_CHALLENGE_.
Copy out the listing in full, exactly as written, but not its pictures.

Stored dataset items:

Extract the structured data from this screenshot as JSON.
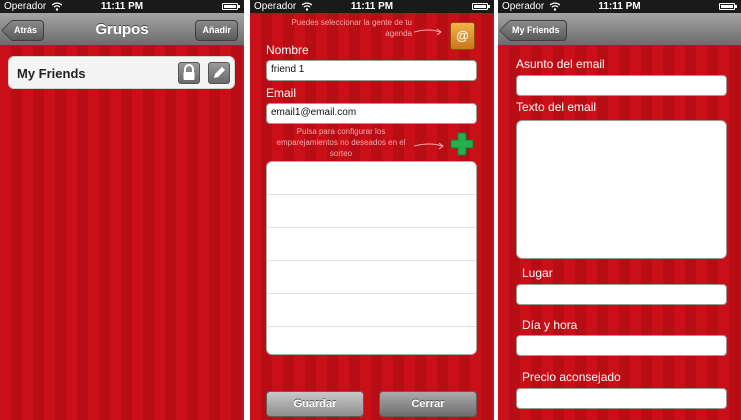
{
  "status": {
    "carrier": "Operador",
    "time": "11:11 PM"
  },
  "screen1": {
    "nav_title": "Grupos",
    "back_label": "Atrás",
    "add_label": "Añadir",
    "groups": [
      {
        "name": "My Friends"
      }
    ]
  },
  "screen2": {
    "contacts_hint": "Puedes seleccionar la gente de tu agenda",
    "name_label": "Nombre",
    "name_value": "friend 1",
    "email_label": "Email",
    "email_value": "email1@email.com",
    "pairing_hint": "Pulsa para configurar los emparejamientos no deseados en el sorteo",
    "save_label": "Guardar",
    "close_label": "Cerrar"
  },
  "screen3": {
    "back_label": "My Friends",
    "subject_label": "Asunto del email",
    "body_label": "Texto del email",
    "place_label": "Lugar",
    "datetime_label": "Día y hora",
    "price_label": "Precio aconsejado"
  },
  "colors": {
    "background_red": "#c0121a",
    "add_green": "#22b14c"
  }
}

_RESPONSE TO THE TASK_.
Extract the structured data from this screenshot as JSON.
{
  "status": {
    "carrier": "Operador",
    "time": "11:11 PM"
  },
  "screen1": {
    "nav_title": "Grupos",
    "back_label": "Atrás",
    "add_label": "Añadir",
    "groups": [
      {
        "name": "My Friends"
      }
    ]
  },
  "screen2": {
    "contacts_hint": "Puedes seleccionar la gente de tu agenda",
    "name_label": "Nombre",
    "name_value": "friend 1",
    "email_label": "Email",
    "email_value": "email1@email.com",
    "pairing_hint": "Pulsa para configurar los emparejamientos no deseados en el sorteo",
    "save_label": "Guardar",
    "close_label": "Cerrar"
  },
  "screen3": {
    "back_label": "My Friends",
    "subject_label": "Asunto del email",
    "body_label": "Texto del email",
    "place_label": "Lugar",
    "datetime_label": "Día y hora",
    "price_label": "Precio aconsejado"
  },
  "colors": {
    "background_red": "#c0121a",
    "add_green": "#22b14c"
  }
}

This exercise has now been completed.